Requirements: Collect all lines containing the word "title" from the data.

Dataset excerpt
(begin)
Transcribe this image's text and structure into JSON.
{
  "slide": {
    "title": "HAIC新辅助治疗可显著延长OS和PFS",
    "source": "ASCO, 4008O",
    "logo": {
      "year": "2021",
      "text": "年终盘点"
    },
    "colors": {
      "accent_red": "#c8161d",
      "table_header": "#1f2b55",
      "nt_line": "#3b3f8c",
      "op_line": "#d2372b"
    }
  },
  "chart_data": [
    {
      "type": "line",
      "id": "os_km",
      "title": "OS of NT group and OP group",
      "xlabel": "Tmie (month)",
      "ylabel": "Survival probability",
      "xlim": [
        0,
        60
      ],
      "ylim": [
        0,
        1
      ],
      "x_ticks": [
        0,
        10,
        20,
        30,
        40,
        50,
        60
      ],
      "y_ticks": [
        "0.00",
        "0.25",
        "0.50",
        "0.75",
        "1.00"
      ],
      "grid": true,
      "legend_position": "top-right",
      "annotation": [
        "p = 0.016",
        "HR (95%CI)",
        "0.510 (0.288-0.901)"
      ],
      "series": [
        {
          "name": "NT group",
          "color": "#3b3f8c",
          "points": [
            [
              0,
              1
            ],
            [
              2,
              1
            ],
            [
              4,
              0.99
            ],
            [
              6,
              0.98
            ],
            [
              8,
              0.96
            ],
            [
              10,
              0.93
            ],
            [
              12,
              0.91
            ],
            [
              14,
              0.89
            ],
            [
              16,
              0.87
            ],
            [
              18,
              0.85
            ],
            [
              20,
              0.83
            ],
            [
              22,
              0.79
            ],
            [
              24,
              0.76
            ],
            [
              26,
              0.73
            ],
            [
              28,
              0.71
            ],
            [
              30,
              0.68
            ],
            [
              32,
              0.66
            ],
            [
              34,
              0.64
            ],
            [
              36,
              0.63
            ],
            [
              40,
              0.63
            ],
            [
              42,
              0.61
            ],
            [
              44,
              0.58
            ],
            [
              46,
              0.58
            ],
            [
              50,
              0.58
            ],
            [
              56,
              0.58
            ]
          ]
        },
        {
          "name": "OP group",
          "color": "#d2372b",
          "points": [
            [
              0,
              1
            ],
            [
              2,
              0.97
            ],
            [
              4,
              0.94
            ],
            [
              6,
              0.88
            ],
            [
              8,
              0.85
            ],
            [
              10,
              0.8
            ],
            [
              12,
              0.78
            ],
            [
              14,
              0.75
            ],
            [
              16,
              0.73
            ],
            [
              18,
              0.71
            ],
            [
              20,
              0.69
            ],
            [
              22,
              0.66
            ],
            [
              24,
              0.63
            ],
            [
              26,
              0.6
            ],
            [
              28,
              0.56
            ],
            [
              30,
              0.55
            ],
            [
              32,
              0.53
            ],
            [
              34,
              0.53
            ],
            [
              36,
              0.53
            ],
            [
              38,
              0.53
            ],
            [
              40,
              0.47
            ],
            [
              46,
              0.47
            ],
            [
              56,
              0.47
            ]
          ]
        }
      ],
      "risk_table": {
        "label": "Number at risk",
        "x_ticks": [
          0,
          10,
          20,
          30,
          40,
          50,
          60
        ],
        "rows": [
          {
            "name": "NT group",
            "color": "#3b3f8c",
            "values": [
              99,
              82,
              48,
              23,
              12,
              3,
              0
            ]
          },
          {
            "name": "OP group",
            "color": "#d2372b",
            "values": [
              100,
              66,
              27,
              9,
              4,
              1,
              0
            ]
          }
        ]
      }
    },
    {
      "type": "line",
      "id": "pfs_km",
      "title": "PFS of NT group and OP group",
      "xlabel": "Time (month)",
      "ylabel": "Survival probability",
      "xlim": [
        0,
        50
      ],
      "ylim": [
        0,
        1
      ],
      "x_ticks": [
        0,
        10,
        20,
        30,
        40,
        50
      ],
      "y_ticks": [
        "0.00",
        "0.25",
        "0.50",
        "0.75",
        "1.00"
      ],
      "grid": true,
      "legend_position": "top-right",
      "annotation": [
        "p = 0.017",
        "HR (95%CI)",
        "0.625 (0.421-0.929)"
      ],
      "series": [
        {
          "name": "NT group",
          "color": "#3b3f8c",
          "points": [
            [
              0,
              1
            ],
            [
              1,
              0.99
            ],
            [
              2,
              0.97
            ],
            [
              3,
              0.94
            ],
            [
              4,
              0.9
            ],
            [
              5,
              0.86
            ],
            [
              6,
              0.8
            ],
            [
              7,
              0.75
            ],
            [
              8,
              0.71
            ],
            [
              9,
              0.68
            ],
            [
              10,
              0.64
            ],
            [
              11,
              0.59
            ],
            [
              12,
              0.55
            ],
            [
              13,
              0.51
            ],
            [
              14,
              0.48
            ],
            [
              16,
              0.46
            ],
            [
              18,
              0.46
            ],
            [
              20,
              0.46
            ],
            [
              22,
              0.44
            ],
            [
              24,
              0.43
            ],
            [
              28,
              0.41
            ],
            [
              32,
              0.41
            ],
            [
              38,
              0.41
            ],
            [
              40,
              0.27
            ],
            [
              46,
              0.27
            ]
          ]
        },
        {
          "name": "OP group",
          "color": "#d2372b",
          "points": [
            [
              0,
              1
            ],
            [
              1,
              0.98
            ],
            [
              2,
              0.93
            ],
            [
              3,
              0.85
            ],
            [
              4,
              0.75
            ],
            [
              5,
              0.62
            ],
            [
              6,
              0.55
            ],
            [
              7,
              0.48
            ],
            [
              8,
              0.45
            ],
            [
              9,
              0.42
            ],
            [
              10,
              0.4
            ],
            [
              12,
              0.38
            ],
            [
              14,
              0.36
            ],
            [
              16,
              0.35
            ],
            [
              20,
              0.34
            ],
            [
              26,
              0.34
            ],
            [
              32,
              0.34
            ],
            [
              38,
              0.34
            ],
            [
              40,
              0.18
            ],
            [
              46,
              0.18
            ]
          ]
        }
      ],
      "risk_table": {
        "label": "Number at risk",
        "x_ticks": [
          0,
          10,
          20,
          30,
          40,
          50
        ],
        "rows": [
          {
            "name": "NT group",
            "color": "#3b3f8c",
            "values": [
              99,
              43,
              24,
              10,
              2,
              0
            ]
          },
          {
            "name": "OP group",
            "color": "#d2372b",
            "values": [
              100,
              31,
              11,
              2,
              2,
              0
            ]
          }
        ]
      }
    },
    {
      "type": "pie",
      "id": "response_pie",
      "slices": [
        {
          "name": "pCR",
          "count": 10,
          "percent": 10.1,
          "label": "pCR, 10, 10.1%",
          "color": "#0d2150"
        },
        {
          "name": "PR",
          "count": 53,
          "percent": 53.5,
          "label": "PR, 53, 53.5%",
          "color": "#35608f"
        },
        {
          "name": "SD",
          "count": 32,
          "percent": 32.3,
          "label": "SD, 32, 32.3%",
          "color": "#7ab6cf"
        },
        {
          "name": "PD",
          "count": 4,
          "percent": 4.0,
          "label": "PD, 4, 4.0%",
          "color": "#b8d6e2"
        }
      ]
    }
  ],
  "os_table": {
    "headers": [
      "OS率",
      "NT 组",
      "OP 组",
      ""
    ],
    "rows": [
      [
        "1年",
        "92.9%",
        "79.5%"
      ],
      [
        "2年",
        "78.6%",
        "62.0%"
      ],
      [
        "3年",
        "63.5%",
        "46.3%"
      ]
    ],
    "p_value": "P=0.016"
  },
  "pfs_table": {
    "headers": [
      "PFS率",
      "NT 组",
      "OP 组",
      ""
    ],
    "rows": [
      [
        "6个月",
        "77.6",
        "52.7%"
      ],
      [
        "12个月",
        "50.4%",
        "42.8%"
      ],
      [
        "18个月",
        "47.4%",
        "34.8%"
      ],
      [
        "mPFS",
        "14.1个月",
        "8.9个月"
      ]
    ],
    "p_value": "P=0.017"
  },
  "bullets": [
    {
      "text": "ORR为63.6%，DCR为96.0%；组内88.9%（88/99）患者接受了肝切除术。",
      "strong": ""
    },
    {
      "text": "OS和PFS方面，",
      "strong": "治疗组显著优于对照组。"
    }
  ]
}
(end)
Written answer:
    "title": "HAIC新辅助治疗可显著延长OS和PFS",
      "title": "OS of NT group and OP group",
      "title": "PFS of NT group and OP group",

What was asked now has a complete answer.